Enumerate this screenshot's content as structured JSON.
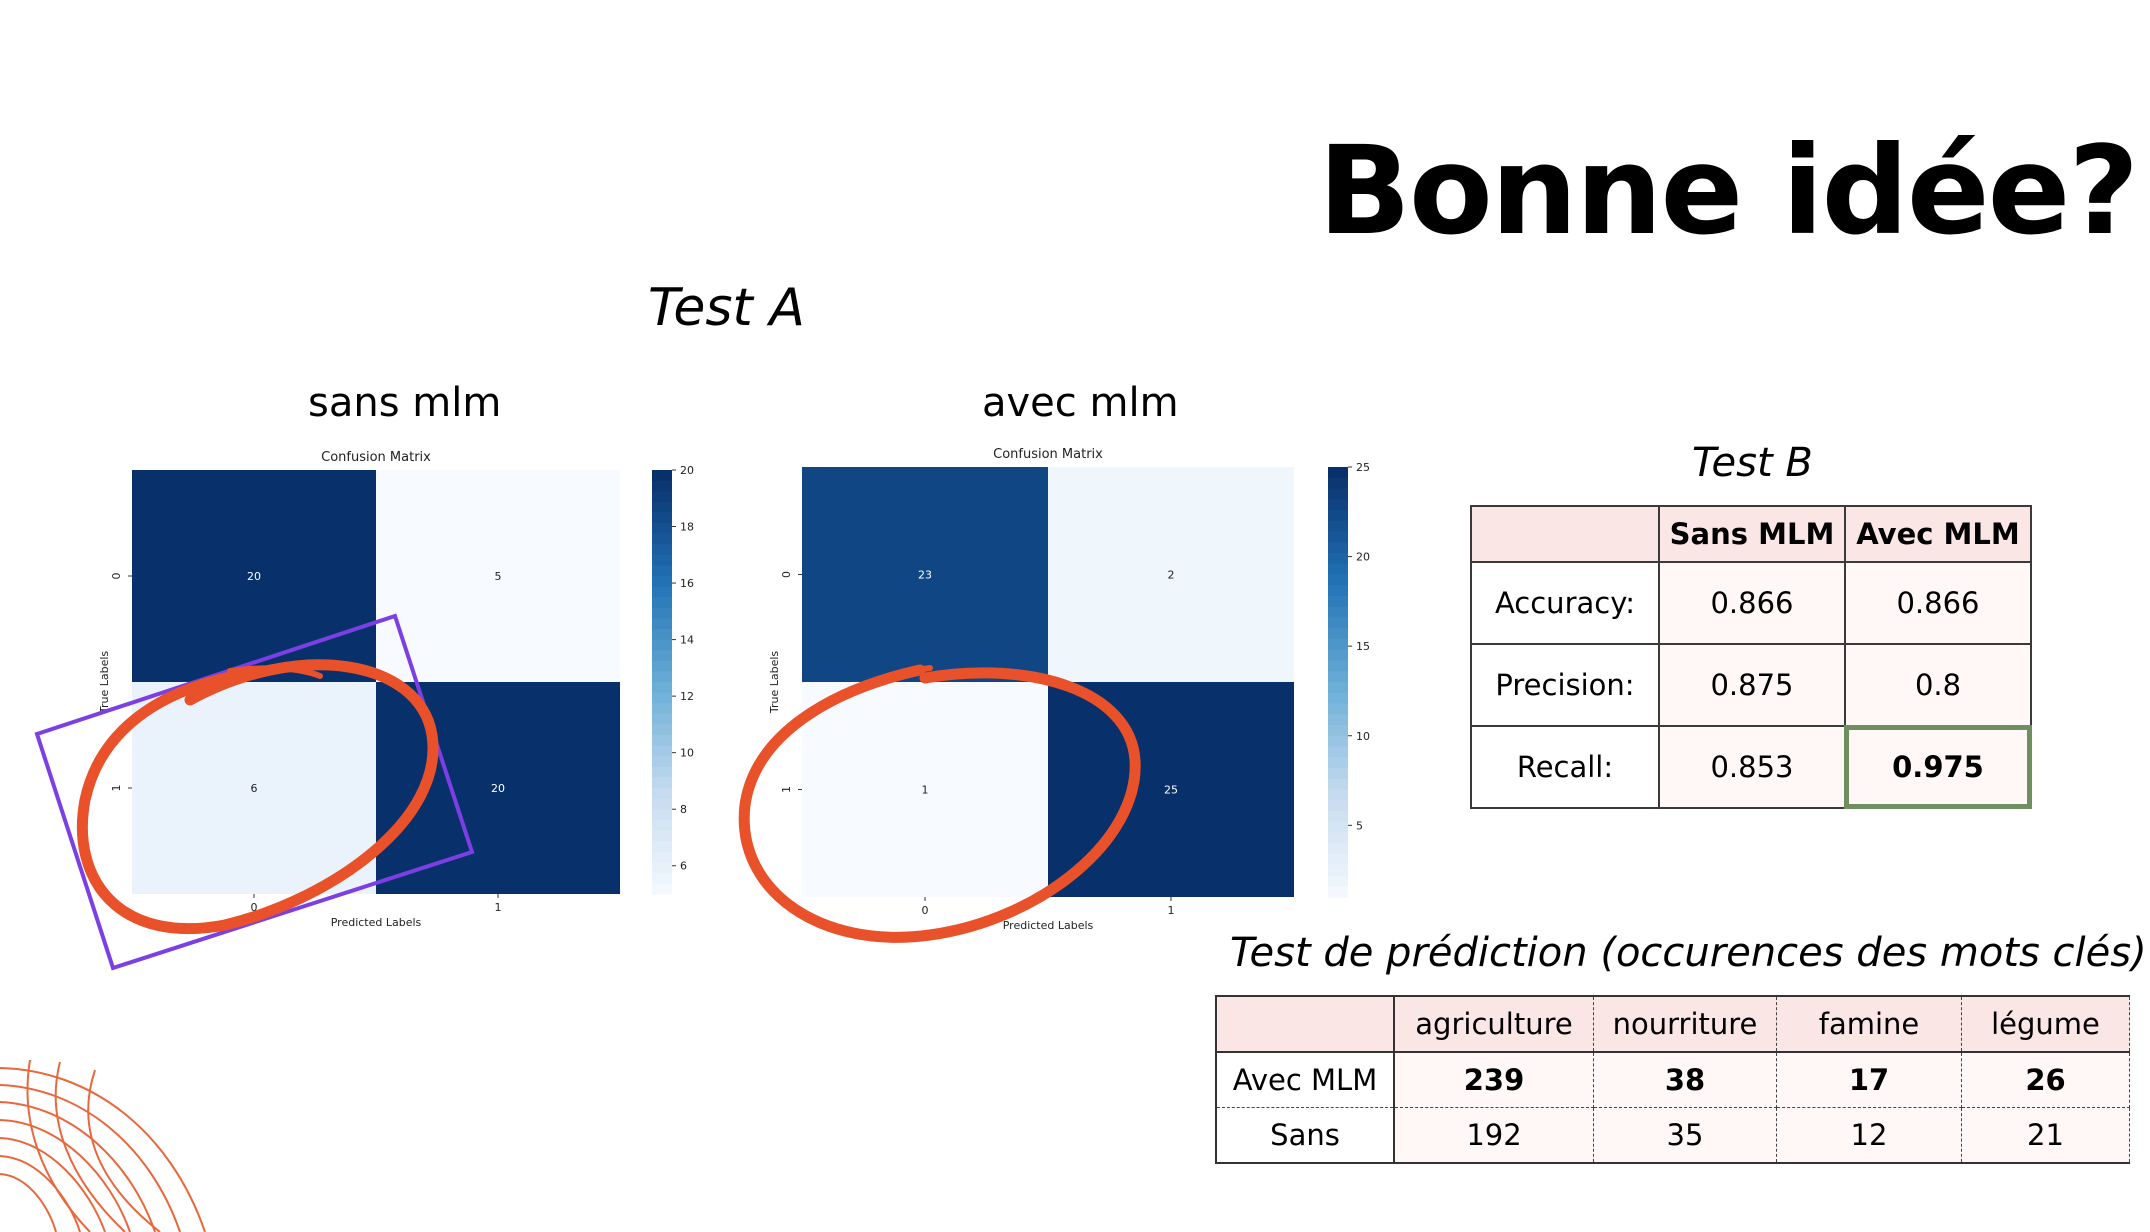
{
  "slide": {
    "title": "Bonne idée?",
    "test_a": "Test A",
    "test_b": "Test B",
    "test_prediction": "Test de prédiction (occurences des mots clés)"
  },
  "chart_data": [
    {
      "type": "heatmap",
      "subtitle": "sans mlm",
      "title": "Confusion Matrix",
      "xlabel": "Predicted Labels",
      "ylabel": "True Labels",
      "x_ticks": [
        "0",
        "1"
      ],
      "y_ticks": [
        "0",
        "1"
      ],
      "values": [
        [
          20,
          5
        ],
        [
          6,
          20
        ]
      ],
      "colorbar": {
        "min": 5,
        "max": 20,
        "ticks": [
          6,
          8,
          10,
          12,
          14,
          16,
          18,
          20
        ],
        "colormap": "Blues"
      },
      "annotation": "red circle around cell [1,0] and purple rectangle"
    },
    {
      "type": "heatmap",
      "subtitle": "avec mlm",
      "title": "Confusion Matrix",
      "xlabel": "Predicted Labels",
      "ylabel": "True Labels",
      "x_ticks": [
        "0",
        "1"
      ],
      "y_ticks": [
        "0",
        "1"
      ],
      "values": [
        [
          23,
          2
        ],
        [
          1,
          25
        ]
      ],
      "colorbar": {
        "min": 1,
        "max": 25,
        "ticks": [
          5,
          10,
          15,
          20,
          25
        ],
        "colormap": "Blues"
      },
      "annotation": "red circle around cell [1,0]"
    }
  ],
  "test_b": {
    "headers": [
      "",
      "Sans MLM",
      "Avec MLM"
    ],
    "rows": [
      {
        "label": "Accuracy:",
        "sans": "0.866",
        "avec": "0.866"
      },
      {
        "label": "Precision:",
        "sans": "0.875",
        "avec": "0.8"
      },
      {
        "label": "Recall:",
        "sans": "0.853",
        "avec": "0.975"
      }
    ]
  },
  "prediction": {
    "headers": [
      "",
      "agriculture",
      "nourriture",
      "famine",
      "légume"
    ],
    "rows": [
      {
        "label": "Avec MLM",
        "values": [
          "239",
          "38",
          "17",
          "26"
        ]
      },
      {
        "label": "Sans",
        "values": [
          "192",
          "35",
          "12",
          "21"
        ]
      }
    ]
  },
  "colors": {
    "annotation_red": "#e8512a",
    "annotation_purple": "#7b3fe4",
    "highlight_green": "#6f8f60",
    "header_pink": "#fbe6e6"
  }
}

* * * * *

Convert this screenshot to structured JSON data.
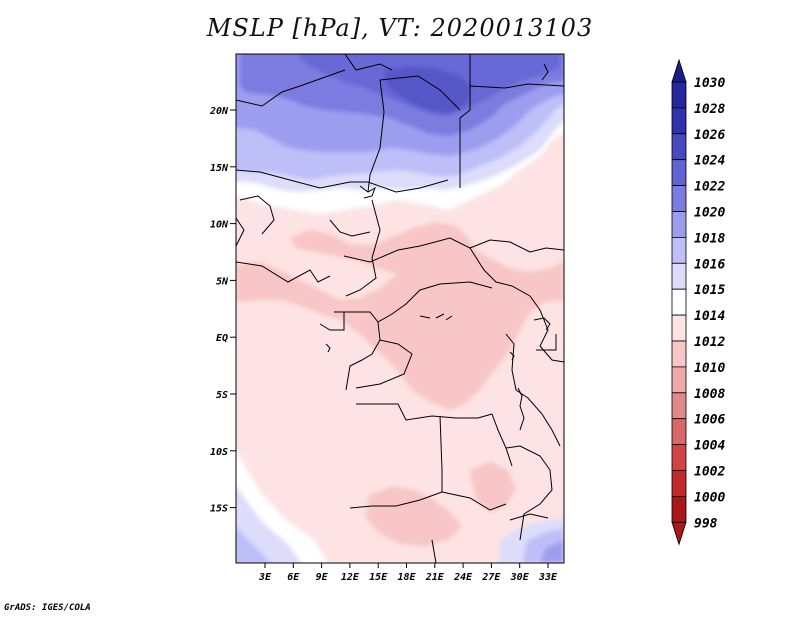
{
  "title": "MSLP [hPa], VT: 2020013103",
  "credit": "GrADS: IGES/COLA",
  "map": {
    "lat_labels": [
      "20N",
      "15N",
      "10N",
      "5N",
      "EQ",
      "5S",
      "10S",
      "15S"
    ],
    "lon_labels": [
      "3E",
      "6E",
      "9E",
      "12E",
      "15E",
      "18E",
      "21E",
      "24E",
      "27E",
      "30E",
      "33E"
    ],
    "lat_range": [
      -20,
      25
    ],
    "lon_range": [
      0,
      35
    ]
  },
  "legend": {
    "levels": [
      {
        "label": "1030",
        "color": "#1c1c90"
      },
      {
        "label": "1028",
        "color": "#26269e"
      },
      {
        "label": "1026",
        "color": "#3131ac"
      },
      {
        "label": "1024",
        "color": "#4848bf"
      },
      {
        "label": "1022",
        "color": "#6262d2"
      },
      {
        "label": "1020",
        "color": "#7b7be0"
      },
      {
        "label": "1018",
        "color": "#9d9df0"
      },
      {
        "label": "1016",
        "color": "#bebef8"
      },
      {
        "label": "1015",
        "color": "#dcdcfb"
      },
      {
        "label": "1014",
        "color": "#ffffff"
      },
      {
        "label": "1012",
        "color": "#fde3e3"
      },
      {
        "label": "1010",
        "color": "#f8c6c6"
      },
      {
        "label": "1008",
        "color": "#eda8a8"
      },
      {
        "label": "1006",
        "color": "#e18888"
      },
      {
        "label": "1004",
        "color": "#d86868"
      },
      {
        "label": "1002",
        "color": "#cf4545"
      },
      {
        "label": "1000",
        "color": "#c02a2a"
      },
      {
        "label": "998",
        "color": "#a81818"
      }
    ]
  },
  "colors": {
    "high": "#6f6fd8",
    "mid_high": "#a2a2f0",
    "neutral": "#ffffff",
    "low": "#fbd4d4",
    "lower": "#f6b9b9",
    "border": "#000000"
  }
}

* * * * *

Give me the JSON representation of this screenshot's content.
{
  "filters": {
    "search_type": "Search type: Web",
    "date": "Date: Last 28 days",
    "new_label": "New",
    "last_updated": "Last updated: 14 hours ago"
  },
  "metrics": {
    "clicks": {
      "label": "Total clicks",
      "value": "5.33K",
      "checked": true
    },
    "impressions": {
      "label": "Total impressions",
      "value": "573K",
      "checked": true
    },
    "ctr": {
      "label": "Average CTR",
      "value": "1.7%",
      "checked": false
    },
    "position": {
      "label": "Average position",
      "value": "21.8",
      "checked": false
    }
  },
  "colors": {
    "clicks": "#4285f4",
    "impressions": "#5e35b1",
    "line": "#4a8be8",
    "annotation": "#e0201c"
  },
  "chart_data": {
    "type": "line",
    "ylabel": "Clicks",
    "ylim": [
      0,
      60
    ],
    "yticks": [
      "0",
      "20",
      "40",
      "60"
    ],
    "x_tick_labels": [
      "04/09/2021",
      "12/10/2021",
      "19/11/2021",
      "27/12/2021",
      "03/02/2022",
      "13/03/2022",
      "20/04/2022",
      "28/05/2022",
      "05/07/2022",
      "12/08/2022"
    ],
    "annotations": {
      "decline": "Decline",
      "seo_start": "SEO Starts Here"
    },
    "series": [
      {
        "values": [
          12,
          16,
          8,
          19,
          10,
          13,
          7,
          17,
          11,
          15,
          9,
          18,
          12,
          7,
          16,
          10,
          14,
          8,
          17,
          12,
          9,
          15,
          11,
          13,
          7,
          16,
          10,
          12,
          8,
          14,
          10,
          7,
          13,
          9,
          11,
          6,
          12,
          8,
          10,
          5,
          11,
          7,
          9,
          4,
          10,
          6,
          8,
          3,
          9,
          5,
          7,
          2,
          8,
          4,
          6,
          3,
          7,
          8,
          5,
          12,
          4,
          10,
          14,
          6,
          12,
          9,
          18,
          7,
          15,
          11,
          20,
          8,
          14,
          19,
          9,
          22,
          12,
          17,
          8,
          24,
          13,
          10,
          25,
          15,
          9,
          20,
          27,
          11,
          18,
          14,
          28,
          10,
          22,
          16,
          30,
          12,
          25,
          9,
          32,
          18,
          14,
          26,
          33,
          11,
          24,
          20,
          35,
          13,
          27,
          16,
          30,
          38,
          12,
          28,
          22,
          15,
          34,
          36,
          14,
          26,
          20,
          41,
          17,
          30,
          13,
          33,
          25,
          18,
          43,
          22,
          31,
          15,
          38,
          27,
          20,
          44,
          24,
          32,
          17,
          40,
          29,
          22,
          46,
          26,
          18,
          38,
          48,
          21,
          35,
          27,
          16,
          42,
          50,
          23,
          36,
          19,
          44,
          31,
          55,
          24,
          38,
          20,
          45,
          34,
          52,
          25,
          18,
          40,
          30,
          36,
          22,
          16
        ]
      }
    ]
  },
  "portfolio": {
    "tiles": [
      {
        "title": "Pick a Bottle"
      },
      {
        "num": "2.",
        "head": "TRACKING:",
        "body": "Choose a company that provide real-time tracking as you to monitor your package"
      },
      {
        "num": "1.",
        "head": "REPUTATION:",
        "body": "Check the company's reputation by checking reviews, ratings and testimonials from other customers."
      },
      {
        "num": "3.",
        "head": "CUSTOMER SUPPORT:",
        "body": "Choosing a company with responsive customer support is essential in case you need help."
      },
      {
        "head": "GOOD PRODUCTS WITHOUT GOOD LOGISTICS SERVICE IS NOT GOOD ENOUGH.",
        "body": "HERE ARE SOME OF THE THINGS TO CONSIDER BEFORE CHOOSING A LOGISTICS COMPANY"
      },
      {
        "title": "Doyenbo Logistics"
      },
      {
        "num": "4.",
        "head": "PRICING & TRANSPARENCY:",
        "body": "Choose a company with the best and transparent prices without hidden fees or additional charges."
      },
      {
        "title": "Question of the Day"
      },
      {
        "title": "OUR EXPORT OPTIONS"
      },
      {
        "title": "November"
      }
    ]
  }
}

* * * * *

§ Goal:
For each line in the data above that contains the string "Average", extract the line.

§ Written response:
      "label": "Average CTR",
      "label": "Average position",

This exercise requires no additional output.